▸ **Exercise**
From the material below, extract every line containing the string "lines". Reproduce each such line in full.

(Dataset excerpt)
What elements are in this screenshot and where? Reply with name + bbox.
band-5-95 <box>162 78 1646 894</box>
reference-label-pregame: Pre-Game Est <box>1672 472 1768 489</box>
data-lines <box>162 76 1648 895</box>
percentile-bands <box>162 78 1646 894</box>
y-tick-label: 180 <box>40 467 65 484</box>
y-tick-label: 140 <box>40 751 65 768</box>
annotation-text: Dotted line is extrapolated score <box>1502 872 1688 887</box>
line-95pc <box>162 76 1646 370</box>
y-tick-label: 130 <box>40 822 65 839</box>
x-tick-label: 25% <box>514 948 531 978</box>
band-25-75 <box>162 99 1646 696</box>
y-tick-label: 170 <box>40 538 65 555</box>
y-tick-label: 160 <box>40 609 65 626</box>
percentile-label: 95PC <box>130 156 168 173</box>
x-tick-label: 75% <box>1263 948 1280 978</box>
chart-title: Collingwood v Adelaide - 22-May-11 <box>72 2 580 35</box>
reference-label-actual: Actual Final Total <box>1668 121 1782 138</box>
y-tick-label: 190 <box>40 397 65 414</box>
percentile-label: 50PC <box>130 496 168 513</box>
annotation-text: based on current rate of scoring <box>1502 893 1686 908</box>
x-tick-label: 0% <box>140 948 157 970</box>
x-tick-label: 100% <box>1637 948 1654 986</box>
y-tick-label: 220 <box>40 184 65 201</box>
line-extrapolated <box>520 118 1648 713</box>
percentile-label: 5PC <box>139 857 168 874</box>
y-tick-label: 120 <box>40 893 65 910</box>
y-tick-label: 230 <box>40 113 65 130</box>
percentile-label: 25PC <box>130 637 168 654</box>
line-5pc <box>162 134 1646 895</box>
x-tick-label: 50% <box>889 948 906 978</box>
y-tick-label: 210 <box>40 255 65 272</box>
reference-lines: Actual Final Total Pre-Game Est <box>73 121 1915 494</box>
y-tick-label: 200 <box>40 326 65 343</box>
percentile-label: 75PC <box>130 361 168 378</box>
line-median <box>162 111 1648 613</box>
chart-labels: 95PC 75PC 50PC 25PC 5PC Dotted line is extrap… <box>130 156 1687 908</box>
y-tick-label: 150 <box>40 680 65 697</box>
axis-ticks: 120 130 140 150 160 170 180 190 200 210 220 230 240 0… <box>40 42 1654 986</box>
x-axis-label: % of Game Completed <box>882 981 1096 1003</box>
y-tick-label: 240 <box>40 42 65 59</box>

▸ **Problem solution**
data-lines <box>162 76 1648 895</box>
reference-lines: Actual Final Total Pre-Game Est <box>73 121 1915 494</box>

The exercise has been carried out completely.